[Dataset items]
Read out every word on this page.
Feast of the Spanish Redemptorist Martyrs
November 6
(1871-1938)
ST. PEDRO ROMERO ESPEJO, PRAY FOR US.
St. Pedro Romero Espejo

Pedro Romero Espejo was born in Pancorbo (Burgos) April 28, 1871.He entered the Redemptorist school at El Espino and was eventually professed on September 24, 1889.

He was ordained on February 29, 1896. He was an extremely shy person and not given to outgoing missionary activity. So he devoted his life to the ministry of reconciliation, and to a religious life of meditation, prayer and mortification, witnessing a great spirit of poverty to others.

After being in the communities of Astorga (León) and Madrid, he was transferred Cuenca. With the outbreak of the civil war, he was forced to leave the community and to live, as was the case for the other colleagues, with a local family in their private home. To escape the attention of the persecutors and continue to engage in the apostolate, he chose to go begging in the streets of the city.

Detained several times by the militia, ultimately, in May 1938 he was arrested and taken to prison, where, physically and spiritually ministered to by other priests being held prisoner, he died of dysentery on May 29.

...

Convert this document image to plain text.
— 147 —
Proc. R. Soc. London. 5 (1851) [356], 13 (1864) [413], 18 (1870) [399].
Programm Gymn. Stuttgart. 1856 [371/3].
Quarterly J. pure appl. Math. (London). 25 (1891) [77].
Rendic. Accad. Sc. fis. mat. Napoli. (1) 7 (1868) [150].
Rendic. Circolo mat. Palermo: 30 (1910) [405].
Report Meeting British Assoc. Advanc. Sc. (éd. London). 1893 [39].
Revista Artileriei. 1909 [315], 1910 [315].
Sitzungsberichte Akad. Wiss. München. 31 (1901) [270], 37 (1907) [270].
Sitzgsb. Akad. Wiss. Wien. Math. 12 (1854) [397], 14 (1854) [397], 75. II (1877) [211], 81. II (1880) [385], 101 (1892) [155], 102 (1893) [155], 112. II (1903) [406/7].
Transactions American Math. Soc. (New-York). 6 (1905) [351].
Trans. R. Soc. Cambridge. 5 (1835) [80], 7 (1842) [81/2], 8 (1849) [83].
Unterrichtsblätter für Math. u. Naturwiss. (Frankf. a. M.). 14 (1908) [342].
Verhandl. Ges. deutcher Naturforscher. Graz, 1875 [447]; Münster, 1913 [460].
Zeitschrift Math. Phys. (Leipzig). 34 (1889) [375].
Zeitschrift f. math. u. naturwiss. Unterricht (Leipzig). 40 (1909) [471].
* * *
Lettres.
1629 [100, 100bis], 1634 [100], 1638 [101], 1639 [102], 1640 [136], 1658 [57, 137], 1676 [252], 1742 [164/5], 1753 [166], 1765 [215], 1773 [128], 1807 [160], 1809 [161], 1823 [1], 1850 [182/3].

--

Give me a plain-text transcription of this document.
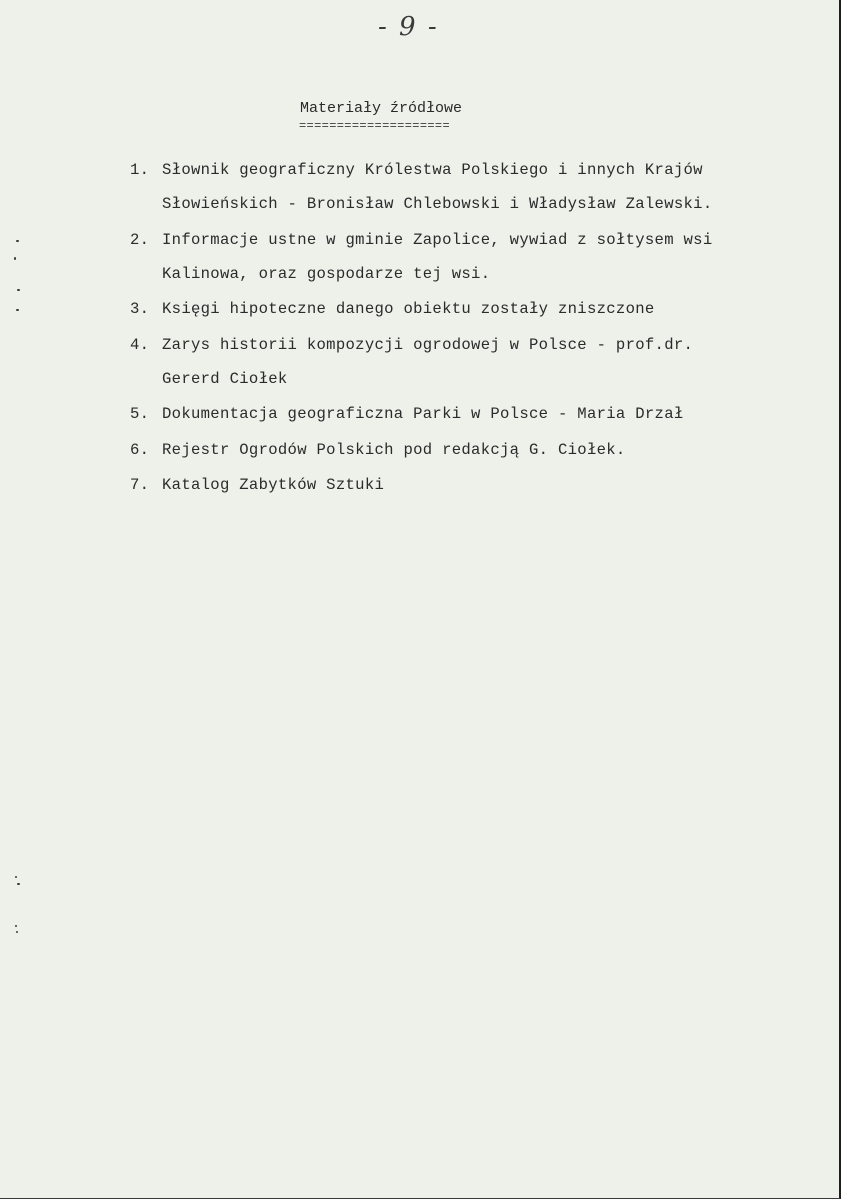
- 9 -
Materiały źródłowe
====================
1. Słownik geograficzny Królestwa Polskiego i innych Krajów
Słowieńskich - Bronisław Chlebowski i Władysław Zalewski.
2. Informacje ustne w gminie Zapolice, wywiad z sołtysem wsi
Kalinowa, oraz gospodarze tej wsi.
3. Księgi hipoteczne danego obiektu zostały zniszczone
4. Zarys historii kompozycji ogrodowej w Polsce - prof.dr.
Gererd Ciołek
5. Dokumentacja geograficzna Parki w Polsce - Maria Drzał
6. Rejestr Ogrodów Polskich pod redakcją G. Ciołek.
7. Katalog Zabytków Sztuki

TASK DESCRIPTION = Which lines of the material contain the string "plain"? List each of them.

RIGHT ANSWER =
Convert this document image to plain text.
Give me a plain-text transcription of this document.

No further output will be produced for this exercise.